▶ _Source_
PASCALE DE LA TOUR DU PIN
Un mot de Parcoursup. Ce soir à 19h00, donc il y a près de 900.000 inscrits sur la plateforme d'orientation, qui vont découvrir les premières réponses à leurs souhaits d'admission dans l'enseignement supérieur. Est-ce que la procédure a été améliorée un peu par rapport à l'année dernière, où près de la moitié des candidats s'étaient retrouvés, vous vous souvenez, sans aucune réponse positive sur tous leurs voeux, en tout cas dans un premier temps ?

JEAN-MICHEL BLANQUER
Oui… regardez, c'est un bon exemple. L'année dernière, il faudrait réécouter tout ce qui s'est dit sur Parcoursup l'année dernière à la même époque, et le même genre de personnes disaient que nous allions à la catastrophe, et que c'était antisocial. Résultat des courses, on a affecté 30.000 étudiants de plus l'année dernière grâce à Parcoursup par rapport au système précédent, il n'y a plus aucun tirage au sort, contrairement à ce qu'il y avait eu dans le système précédent. Ça a été profondément social, on a par exemple affecté plus de 20 % de bacheliers professionnels en plus, en BTS, même chose pour les bacheliers technologiques en DUT, même chose pour les élèves des académies de Créteil et de Versailles qui ont été davantage dans des universités de Paris, donc, les indicateurs sociaux de Parcoursup ont été très positifs. Mais si vous écoutez la petite musique de certaines organisations, vous croyez toujours qu'il y a de la régression, même quand il y a du progrès. Donc, oui, le système Parcoursup a vocation à progresser en permanence, et notamment nous nous sommes engagés à avancer le calendrier pour que tout le monde puisse avoir une réponse au mois de juillet au plus tard, et donc bien sûr il y a une amélioration d'une année sur l'autre, c'est le principe même de ces systèmes, de s'améliorer d'une année sur l'autre, mais chacun a droit à une affectation, et donc chacun aura une affectation.

▶ _Consigne_
Recopiez mot pour mot le passage de l'échange sur Parcoursup ci-dessus qui s'ouvre sur les mots contenant « PASCALE DE LA » et se clôt sur « premier temps ? ».

▶ _Données_
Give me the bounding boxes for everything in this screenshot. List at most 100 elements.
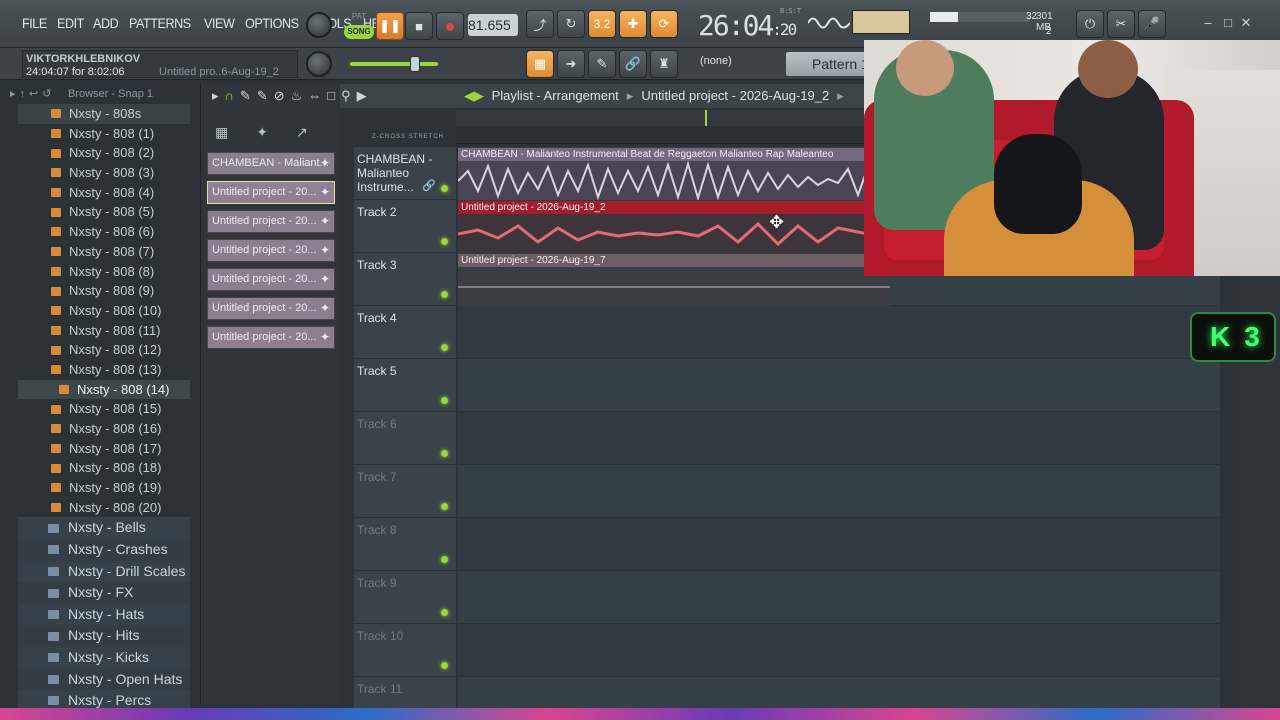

▶ _Réponse complète_
PASCALE DE LA TOUR DU PIN
Un mot de Parcoursup. Ce soir à 19h00, donc il y a près de 900.000 inscrits sur la plateforme d'orientation, qui vont découvrir les premières réponses à leurs souhaits d'admission dans l'enseignement supérieur. Est-ce que la procédure a été améliorée un peu par rapport à l'année dernière, où près de la moitié des candidats s'étaient retrouvés, vous vous souvenez, sans aucune réponse positive sur tous leurs voeux, en tout cas dans un premier temps ?